▶ [What is being asked]: Make an exact copy of all the material below, apart from the pictures.

Records from a dataset
········

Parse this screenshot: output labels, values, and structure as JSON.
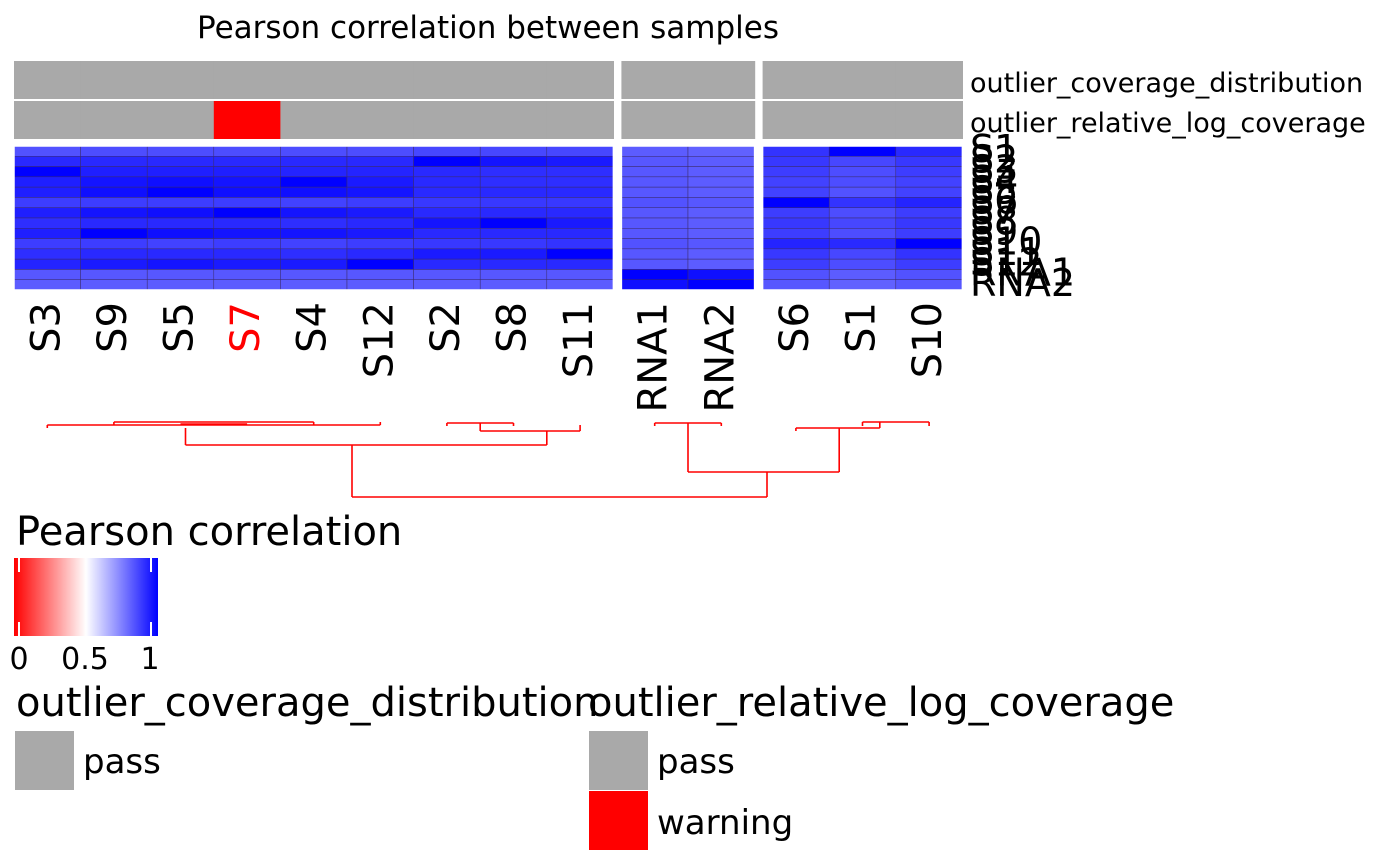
{
  "chart_data": {
    "type": "heatmap",
    "title": "Pearson correlation between samples",
    "columns": [
      "S3",
      "S9",
      "S5",
      "S7",
      "S4",
      "S12",
      "S2",
      "S8",
      "S11",
      "RNA1",
      "RNA2",
      "S6",
      "S1",
      "S10"
    ],
    "column_label_colors": [
      "#000000",
      "#000000",
      "#000000",
      "#ff0000",
      "#000000",
      "#000000",
      "#000000",
      "#000000",
      "#000000",
      "#000000",
      "#000000",
      "#000000",
      "#000000",
      "#000000"
    ],
    "column_groups": [
      [
        "S3",
        "S9",
        "S5",
        "S7",
        "S4",
        "S12",
        "S2",
        "S8",
        "S11"
      ],
      [
        "RNA1",
        "RNA2"
      ],
      [
        "S6",
        "S1",
        "S10"
      ]
    ],
    "rows": [
      "S1",
      "S2",
      "S3",
      "S4",
      "S5",
      "S6",
      "S7",
      "S8",
      "S9",
      "S10",
      "S11",
      "S12",
      "RNA1",
      "RNA2"
    ],
    "values": [
      [
        0.84,
        0.85,
        0.85,
        0.85,
        0.85,
        0.85,
        0.86,
        0.86,
        0.86,
        0.82,
        0.81,
        0.9,
        1.0,
        0.92
      ],
      [
        0.92,
        0.92,
        0.92,
        0.92,
        0.92,
        0.92,
        1.0,
        0.96,
        0.95,
        0.83,
        0.82,
        0.89,
        0.86,
        0.89
      ],
      [
        1.0,
        0.94,
        0.94,
        0.94,
        0.93,
        0.93,
        0.92,
        0.91,
        0.91,
        0.83,
        0.82,
        0.88,
        0.85,
        0.88
      ],
      [
        0.94,
        0.96,
        0.97,
        0.96,
        1.0,
        0.95,
        0.92,
        0.91,
        0.91,
        0.83,
        0.82,
        0.87,
        0.85,
        0.87
      ],
      [
        0.94,
        0.97,
        1.0,
        0.97,
        0.97,
        0.96,
        0.92,
        0.92,
        0.92,
        0.83,
        0.82,
        0.87,
        0.84,
        0.87
      ],
      [
        0.88,
        0.88,
        0.88,
        0.88,
        0.87,
        0.88,
        0.89,
        0.89,
        0.89,
        0.84,
        0.83,
        1.0,
        0.9,
        0.93
      ],
      [
        0.94,
        0.96,
        0.97,
        1.0,
        0.96,
        0.95,
        0.92,
        0.92,
        0.92,
        0.83,
        0.82,
        0.88,
        0.85,
        0.88
      ],
      [
        0.91,
        0.92,
        0.92,
        0.92,
        0.91,
        0.92,
        0.96,
        1.0,
        0.95,
        0.83,
        0.82,
        0.89,
        0.86,
        0.89
      ],
      [
        0.94,
        1.0,
        0.97,
        0.96,
        0.96,
        0.95,
        0.92,
        0.92,
        0.92,
        0.83,
        0.82,
        0.88,
        0.85,
        0.88
      ],
      [
        0.88,
        0.88,
        0.87,
        0.88,
        0.87,
        0.88,
        0.89,
        0.89,
        0.9,
        0.84,
        0.83,
        0.93,
        0.92,
        1.0
      ],
      [
        0.91,
        0.92,
        0.92,
        0.92,
        0.91,
        0.92,
        0.95,
        0.95,
        1.0,
        0.83,
        0.82,
        0.89,
        0.86,
        0.9
      ],
      [
        0.93,
        0.95,
        0.96,
        0.95,
        0.95,
        1.0,
        0.92,
        0.92,
        0.92,
        0.83,
        0.82,
        0.88,
        0.85,
        0.88
      ],
      [
        0.83,
        0.83,
        0.83,
        0.83,
        0.83,
        0.83,
        0.83,
        0.83,
        0.83,
        1.0,
        0.97,
        0.84,
        0.82,
        0.84
      ],
      [
        0.82,
        0.82,
        0.82,
        0.82,
        0.82,
        0.82,
        0.82,
        0.82,
        0.82,
        0.97,
        1.0,
        0.83,
        0.81,
        0.83
      ]
    ],
    "annotations": [
      {
        "name": "outlier_coverage_distribution",
        "values": [
          "pass",
          "pass",
          "pass",
          "pass",
          "pass",
          "pass",
          "pass",
          "pass",
          "pass",
          "pass",
          "pass",
          "pass",
          "pass",
          "pass"
        ]
      },
      {
        "name": "outlier_relative_log_coverage",
        "values": [
          "pass",
          "pass",
          "pass",
          "warning",
          "pass",
          "pass",
          "pass",
          "pass",
          "pass",
          "pass",
          "pass",
          "pass",
          "pass",
          "pass"
        ]
      }
    ],
    "color_scale": {
      "title": "Pearson correlation",
      "stops": [
        [
          0,
          "#ff0000"
        ],
        [
          0.5,
          "#ffffff"
        ],
        [
          1,
          "#0000ff"
        ]
      ],
      "ticks": [
        "0",
        "0.5",
        "1"
      ]
    },
    "legends": [
      {
        "title": "outlier_coverage_distribution",
        "entries": [
          {
            "label": "pass",
            "color": "#a9a9a9"
          }
        ]
      },
      {
        "title": "outlier_relative_log_coverage",
        "entries": [
          {
            "label": "pass",
            "color": "#a9a9a9"
          },
          {
            "label": "warning",
            "color": "#ff0000"
          }
        ]
      }
    ],
    "dendrogram_color": "#ff0000"
  }
}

········

▶ [The completed task]:
Parse this screenshot: output labels, values, and structure as JSON.
{
  "chart_data": {
    "type": "heatmap",
    "title": "Pearson correlation between samples",
    "columns": [
      "S3",
      "S9",
      "S5",
      "S7",
      "S4",
      "S12",
      "S2",
      "S8",
      "S11",
      "RNA1",
      "RNA2",
      "S6",
      "S1",
      "S10"
    ],
    "column_label_colors": [
      "#000000",
      "#000000",
      "#000000",
      "#ff0000",
      "#000000",
      "#000000",
      "#000000",
      "#000000",
      "#000000",
      "#000000",
      "#000000",
      "#000000",
      "#000000",
      "#000000"
    ],
    "column_groups": [
      [
        "S3",
        "S9",
        "S5",
        "S7",
        "S4",
        "S12",
        "S2",
        "S8",
        "S11"
      ],
      [
        "RNA1",
        "RNA2"
      ],
      [
        "S6",
        "S1",
        "S10"
      ]
    ],
    "rows": [
      "S1",
      "S2",
      "S3",
      "S4",
      "S5",
      "S6",
      "S7",
      "S8",
      "S9",
      "S10",
      "S11",
      "S12",
      "RNA1",
      "RNA2"
    ],
    "values": [
      [
        0.84,
        0.85,
        0.85,
        0.85,
        0.85,
        0.85,
        0.86,
        0.86,
        0.86,
        0.82,
        0.81,
        0.9,
        1.0,
        0.92
      ],
      [
        0.92,
        0.92,
        0.92,
        0.92,
        0.92,
        0.92,
        1.0,
        0.96,
        0.95,
        0.83,
        0.82,
        0.89,
        0.86,
        0.89
      ],
      [
        1.0,
        0.94,
        0.94,
        0.94,
        0.93,
        0.93,
        0.92,
        0.91,
        0.91,
        0.83,
        0.82,
        0.88,
        0.85,
        0.88
      ],
      [
        0.94,
        0.96,
        0.97,
        0.96,
        1.0,
        0.95,
        0.92,
        0.91,
        0.91,
        0.83,
        0.82,
        0.87,
        0.85,
        0.87
      ],
      [
        0.94,
        0.97,
        1.0,
        0.97,
        0.97,
        0.96,
        0.92,
        0.92,
        0.92,
        0.83,
        0.82,
        0.87,
        0.84,
        0.87
      ],
      [
        0.88,
        0.88,
        0.88,
        0.88,
        0.87,
        0.88,
        0.89,
        0.89,
        0.89,
        0.84,
        0.83,
        1.0,
        0.9,
        0.93
      ],
      [
        0.94,
        0.96,
        0.97,
        1.0,
        0.96,
        0.95,
        0.92,
        0.92,
        0.92,
        0.83,
        0.82,
        0.88,
        0.85,
        0.88
      ],
      [
        0.91,
        0.92,
        0.92,
        0.92,
        0.91,
        0.92,
        0.96,
        1.0,
        0.95,
        0.83,
        0.82,
        0.89,
        0.86,
        0.89
      ],
      [
        0.94,
        1.0,
        0.97,
        0.96,
        0.96,
        0.95,
        0.92,
        0.92,
        0.92,
        0.83,
        0.82,
        0.88,
        0.85,
        0.88
      ],
      [
        0.88,
        0.88,
        0.87,
        0.88,
        0.87,
        0.88,
        0.89,
        0.89,
        0.9,
        0.84,
        0.83,
        0.93,
        0.92,
        1.0
      ],
      [
        0.91,
        0.92,
        0.92,
        0.92,
        0.91,
        0.92,
        0.95,
        0.95,
        1.0,
        0.83,
        0.82,
        0.89,
        0.86,
        0.9
      ],
      [
        0.93,
        0.95,
        0.96,
        0.95,
        0.95,
        1.0,
        0.92,
        0.92,
        0.92,
        0.83,
        0.82,
        0.88,
        0.85,
        0.88
      ],
      [
        0.83,
        0.83,
        0.83,
        0.83,
        0.83,
        0.83,
        0.83,
        0.83,
        0.83,
        1.0,
        0.97,
        0.84,
        0.82,
        0.84
      ],
      [
        0.82,
        0.82,
        0.82,
        0.82,
        0.82,
        0.82,
        0.82,
        0.82,
        0.82,
        0.97,
        1.0,
        0.83,
        0.81,
        0.83
      ]
    ],
    "annotations": [
      {
        "name": "outlier_coverage_distribution",
        "values": [
          "pass",
          "pass",
          "pass",
          "pass",
          "pass",
          "pass",
          "pass",
          "pass",
          "pass",
          "pass",
          "pass",
          "pass",
          "pass",
          "pass"
        ]
      },
      {
        "name": "outlier_relative_log_coverage",
        "values": [
          "pass",
          "pass",
          "pass",
          "warning",
          "pass",
          "pass",
          "pass",
          "pass",
          "pass",
          "pass",
          "pass",
          "pass",
          "pass",
          "pass"
        ]
      }
    ],
    "color_scale": {
      "title": "Pearson correlation",
      "stops": [
        [
          0,
          "#ff0000"
        ],
        [
          0.5,
          "#ffffff"
        ],
        [
          1,
          "#0000ff"
        ]
      ],
      "ticks": [
        "0",
        "0.5",
        "1"
      ]
    },
    "legends": [
      {
        "title": "outlier_coverage_distribution",
        "entries": [
          {
            "label": "pass",
            "color": "#a9a9a9"
          }
        ]
      },
      {
        "title": "outlier_relative_log_coverage",
        "entries": [
          {
            "label": "pass",
            "color": "#a9a9a9"
          },
          {
            "label": "warning",
            "color": "#ff0000"
          }
        ]
      }
    ],
    "dendrogram_color": "#ff0000"
  }
}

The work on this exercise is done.